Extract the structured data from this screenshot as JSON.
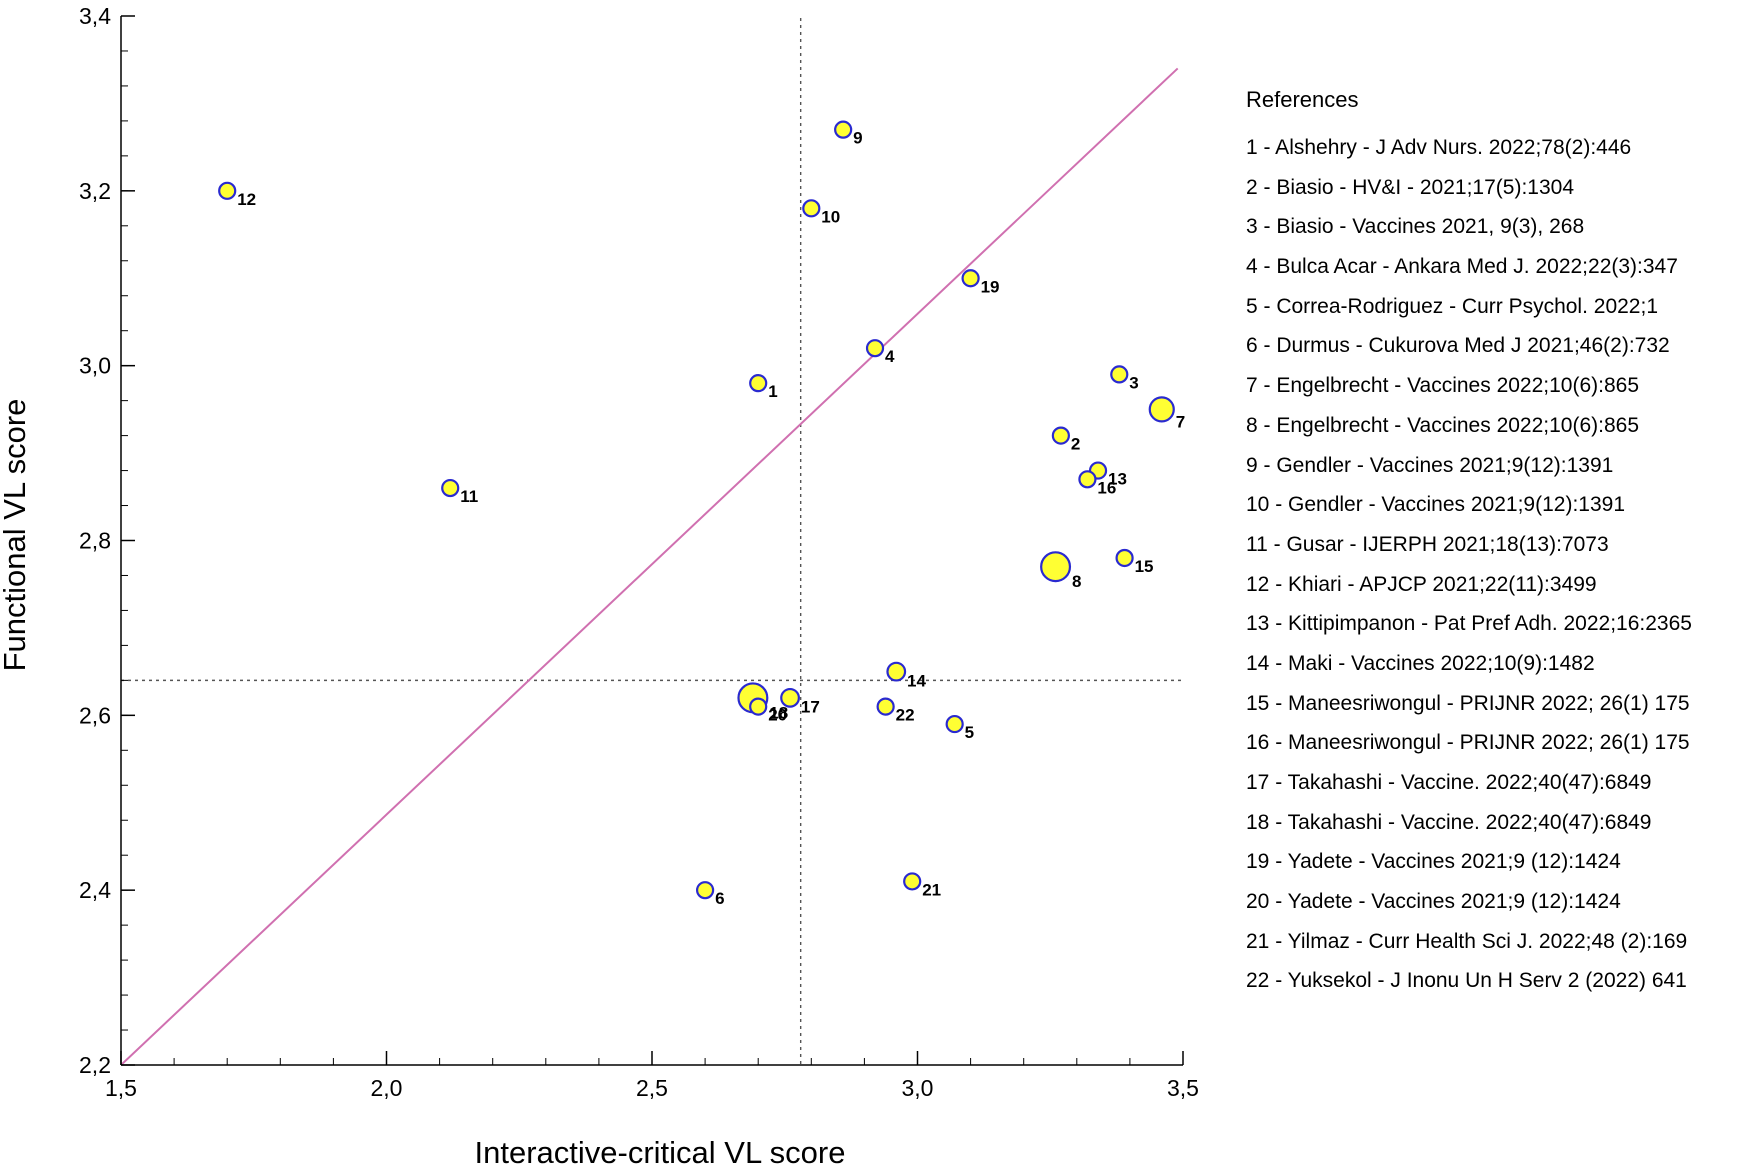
{
  "chart_data": {
    "type": "scatter",
    "xlabel": "Interactive-critical VL score",
    "ylabel": "Functional VL score",
    "xlim": [
      1.5,
      3.5
    ],
    "ylim": [
      2.2,
      3.4
    ],
    "x_ticks": [
      "1,5",
      "2,0",
      "2,5",
      "3,0",
      "3,5"
    ],
    "y_ticks": [
      "2,2",
      "2,4",
      "2,6",
      "2,8",
      "3,0",
      "3,2",
      "3,4"
    ],
    "x_tick_values": [
      1.5,
      2.0,
      2.5,
      3.0,
      3.5
    ],
    "y_tick_values": [
      2.2,
      2.4,
      2.6,
      2.8,
      3.0,
      3.2,
      3.4
    ],
    "reference_lines": {
      "vertical_x": 2.78,
      "horizontal_y": 2.64,
      "style": "dotted"
    },
    "diagonal_line": {
      "from": [
        1.5,
        2.2
      ],
      "to": [
        3.49,
        3.34
      ],
      "color": "#d070b0"
    },
    "marker_color": "#ffff33",
    "marker_edge_color": "#2a2ad0",
    "points": [
      {
        "id": "1",
        "x": 2.7,
        "y": 2.98,
        "size": 1
      },
      {
        "id": "2",
        "x": 3.27,
        "y": 2.92,
        "size": 1
      },
      {
        "id": "3",
        "x": 3.38,
        "y": 2.99,
        "size": 1
      },
      {
        "id": "4",
        "x": 2.92,
        "y": 3.02,
        "size": 1
      },
      {
        "id": "5",
        "x": 3.07,
        "y": 2.59,
        "size": 1
      },
      {
        "id": "6",
        "x": 2.6,
        "y": 2.4,
        "size": 1
      },
      {
        "id": "7",
        "x": 3.46,
        "y": 2.95,
        "size": 1.5
      },
      {
        "id": "8",
        "x": 3.26,
        "y": 2.77,
        "size": 1.8
      },
      {
        "id": "9",
        "x": 2.86,
        "y": 3.27,
        "size": 1
      },
      {
        "id": "10",
        "x": 2.8,
        "y": 3.18,
        "size": 1
      },
      {
        "id": "11",
        "x": 2.12,
        "y": 2.86,
        "size": 1
      },
      {
        "id": "12",
        "x": 1.7,
        "y": 3.2,
        "size": 1
      },
      {
        "id": "13",
        "x": 3.34,
        "y": 2.88,
        "size": 1
      },
      {
        "id": "14",
        "x": 2.96,
        "y": 2.65,
        "size": 1.1
      },
      {
        "id": "15",
        "x": 3.39,
        "y": 2.78,
        "size": 1
      },
      {
        "id": "16",
        "x": 3.32,
        "y": 2.87,
        "size": 1
      },
      {
        "id": "17",
        "x": 2.76,
        "y": 2.62,
        "size": 1.1
      },
      {
        "id": "18",
        "x": 2.69,
        "y": 2.62,
        "size": 1.8
      },
      {
        "id": "19",
        "x": 3.1,
        "y": 3.1,
        "size": 1
      },
      {
        "id": "20",
        "x": 2.7,
        "y": 2.61,
        "size": 1
      },
      {
        "id": "21",
        "x": 2.99,
        "y": 2.41,
        "size": 1
      },
      {
        "id": "22",
        "x": 2.94,
        "y": 2.61,
        "size": 1
      }
    ]
  },
  "legend": {
    "title": "References",
    "items": [
      "1 - Alshehry - J Adv Nurs. 2022;78(2):446",
      "2 - Biasio - HV&I - 2021;17(5):1304",
      "3 - Biasio - Vaccines 2021, 9(3), 268",
      "4 - Bulca Acar - Ankara Med J. 2022;22(3):347",
      "5 - Correa-Rodriguez - Curr Psychol. 2022;1",
      "6 - Durmus - Cukurova Med J 2021;46(2):732",
      "7 - Engelbrecht - Vaccines 2022;10(6):865",
      "8 - Engelbrecht - Vaccines 2022;10(6):865",
      "9 - Gendler - Vaccines 2021;9(12):1391",
      "10 - Gendler - Vaccines 2021;9(12):1391",
      "11 - Gusar - IJERPH 2021;18(13):7073",
      "12 - Khiari - APJCP 2021;22(11):3499",
      "13 - Kittipimpanon - Pat Pref Adh. 2022;16:2365",
      "14 - Maki - Vaccines 2022;10(9):1482",
      "15 - Maneesriwongul - PRIJNR 2022; 26(1) 175",
      "16 - Maneesriwongul - PRIJNR 2022; 26(1) 175",
      "17 - Takahashi - Vaccine. 2022;40(47):6849",
      "18 - Takahashi - Vaccine. 2022;40(47):6849",
      "19 - Yadete - Vaccines 2021;9 (12):1424",
      "20 - Yadete - Vaccines 2021;9 (12):1424",
      "21 - Yilmaz - Curr Health Sci J. 2022;48 (2):169",
      "22 - Yuksekol - J Inonu Un H Serv 2 (2022) 641"
    ]
  }
}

^^^^^^^^

**Task to complete**.
Go through the listing above and locate each line that holds the word "Vaccines". Copy those lines.

**Exercise output**.
      "3 - Biasio - Vaccines 2021, 9(3), 268",
      "7 - Engelbrecht - Vaccines 2022;10(6):865",
      "8 - Engelbrecht - Vaccines 2022;10(6):865",
      "9 - Gendler - Vaccines 2021;9(12):1391",
      "10 - Gendler - Vaccines 2021;9(12):1391",
      "14 - Maki - Vaccines 2022;10(9):1482",
      "19 - Yadete - Vaccines 2021;9 (12):1424",
      "20 - Yadete - Vaccines 2021;9 (12):1424",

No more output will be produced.